Check each line of the material below, and copy it if it holds the string "copies".

* _Records for the task_
= = = = =
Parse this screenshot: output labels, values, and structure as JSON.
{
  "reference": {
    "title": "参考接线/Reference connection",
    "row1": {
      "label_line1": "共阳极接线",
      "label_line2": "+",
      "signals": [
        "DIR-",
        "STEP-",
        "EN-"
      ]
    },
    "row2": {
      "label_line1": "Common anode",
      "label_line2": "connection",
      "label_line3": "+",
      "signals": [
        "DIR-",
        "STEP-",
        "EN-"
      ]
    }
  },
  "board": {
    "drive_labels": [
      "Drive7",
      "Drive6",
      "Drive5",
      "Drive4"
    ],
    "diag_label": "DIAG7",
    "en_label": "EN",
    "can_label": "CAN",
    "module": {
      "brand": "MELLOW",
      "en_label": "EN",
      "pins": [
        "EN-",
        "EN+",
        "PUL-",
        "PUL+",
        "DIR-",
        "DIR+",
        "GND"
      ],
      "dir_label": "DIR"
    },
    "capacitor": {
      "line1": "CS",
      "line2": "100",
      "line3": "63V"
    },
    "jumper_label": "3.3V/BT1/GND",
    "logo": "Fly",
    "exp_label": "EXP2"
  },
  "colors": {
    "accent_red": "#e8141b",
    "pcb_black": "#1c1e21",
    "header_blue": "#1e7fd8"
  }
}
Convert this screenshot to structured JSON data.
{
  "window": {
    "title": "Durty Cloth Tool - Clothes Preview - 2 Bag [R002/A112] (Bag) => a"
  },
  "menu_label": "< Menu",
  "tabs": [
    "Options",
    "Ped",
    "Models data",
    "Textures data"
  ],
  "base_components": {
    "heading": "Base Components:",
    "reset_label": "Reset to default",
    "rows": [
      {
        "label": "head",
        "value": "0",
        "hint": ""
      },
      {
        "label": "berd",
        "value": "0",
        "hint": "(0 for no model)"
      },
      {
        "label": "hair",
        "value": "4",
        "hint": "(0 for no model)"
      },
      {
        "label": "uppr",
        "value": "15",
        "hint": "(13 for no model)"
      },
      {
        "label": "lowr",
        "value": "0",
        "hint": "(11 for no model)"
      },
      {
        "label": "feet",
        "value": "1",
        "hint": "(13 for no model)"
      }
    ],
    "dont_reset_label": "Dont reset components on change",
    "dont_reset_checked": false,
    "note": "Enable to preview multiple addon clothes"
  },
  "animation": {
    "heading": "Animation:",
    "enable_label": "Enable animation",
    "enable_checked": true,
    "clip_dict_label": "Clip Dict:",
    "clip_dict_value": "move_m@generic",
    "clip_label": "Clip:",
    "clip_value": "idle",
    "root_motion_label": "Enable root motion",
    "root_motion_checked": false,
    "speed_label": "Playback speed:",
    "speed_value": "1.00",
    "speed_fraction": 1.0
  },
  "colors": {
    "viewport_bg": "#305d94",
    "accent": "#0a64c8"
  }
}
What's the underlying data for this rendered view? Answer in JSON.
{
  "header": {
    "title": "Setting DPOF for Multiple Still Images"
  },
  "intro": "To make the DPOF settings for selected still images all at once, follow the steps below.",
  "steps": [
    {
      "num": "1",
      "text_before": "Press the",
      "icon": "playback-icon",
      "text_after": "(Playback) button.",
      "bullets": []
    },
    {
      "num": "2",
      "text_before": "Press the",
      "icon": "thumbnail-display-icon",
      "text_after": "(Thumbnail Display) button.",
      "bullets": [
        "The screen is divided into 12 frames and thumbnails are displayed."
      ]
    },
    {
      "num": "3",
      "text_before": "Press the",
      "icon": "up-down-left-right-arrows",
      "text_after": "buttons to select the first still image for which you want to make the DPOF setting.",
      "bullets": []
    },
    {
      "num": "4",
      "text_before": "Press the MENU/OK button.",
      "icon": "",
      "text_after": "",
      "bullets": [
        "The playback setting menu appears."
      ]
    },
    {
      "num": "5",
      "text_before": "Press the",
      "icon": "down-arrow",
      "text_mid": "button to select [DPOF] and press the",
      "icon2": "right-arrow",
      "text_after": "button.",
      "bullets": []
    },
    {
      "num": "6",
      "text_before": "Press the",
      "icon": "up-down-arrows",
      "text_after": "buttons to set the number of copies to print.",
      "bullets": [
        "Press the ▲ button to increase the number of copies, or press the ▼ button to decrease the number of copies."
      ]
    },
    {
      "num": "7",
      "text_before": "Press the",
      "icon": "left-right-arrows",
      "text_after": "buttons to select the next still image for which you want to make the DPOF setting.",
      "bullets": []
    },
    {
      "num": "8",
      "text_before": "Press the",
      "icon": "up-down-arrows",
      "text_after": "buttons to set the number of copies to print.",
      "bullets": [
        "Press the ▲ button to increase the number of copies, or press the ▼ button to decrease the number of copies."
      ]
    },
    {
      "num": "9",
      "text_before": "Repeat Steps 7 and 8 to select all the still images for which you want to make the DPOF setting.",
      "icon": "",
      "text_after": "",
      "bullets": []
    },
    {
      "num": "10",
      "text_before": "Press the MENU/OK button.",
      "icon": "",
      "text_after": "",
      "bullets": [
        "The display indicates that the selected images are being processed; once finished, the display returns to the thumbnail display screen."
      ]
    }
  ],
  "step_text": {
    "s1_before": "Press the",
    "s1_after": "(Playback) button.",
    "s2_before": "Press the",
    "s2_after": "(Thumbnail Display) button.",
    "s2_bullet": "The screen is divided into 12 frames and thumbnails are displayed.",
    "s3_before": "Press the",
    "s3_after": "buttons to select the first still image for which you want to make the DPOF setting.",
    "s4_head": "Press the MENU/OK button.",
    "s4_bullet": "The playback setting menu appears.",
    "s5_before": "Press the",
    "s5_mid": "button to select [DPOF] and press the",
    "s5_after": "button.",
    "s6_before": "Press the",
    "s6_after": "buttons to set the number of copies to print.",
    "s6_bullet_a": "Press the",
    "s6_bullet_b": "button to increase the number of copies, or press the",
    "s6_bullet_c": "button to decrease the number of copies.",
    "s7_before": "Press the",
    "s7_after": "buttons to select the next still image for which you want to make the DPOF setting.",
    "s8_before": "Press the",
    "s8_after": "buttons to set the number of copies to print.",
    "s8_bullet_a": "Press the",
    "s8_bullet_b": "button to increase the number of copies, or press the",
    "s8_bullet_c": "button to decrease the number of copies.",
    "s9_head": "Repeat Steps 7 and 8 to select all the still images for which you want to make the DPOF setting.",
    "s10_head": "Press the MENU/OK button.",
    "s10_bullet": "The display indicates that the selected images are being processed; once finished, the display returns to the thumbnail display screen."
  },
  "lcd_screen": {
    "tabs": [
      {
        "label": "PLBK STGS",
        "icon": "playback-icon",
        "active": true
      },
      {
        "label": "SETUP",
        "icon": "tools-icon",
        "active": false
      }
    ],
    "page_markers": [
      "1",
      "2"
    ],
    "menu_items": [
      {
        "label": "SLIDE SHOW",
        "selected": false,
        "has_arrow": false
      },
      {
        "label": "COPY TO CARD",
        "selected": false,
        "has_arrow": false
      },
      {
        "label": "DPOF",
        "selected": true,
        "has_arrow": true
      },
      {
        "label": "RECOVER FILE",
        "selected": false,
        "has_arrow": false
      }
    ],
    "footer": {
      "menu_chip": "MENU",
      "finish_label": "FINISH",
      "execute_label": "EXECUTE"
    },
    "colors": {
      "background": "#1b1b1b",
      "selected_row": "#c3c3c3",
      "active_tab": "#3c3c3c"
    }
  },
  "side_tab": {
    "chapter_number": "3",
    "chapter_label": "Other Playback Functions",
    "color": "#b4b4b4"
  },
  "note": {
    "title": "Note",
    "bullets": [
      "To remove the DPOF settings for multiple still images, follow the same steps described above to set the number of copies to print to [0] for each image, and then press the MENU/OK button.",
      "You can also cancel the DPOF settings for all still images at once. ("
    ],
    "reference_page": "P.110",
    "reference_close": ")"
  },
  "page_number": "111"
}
= = = = =
* _Task answer_
      "text_after": "buttons to set the number of copies to print.",
        "Press the ▲ button to increase the number of copies, or press the ▼ button to decrease the number of copies."
      "text_after": "buttons to set the number of copies to print.",
        "Press the ▲ button to increase the number of copies, or press the ▼ button to decrease the number of copies."
    "s6_after": "buttons to set the number of copies to print.",
    "s6_bullet_b": "button to increase the number of copies, or press the",
    "s6_bullet_c": "button to decrease the number of copies.",
    "s8_after": "buttons to set the number of copies to print.",
    "s8_bullet_b": "button to increase the number of copies, or press the",
    "s8_bullet_c": "button to decrease the number of copies.",
      "To remove the DPOF settings for multiple still images, follow the same steps described above to set the number of copies to print to [0] for each image, and then press the MENU/OK button.",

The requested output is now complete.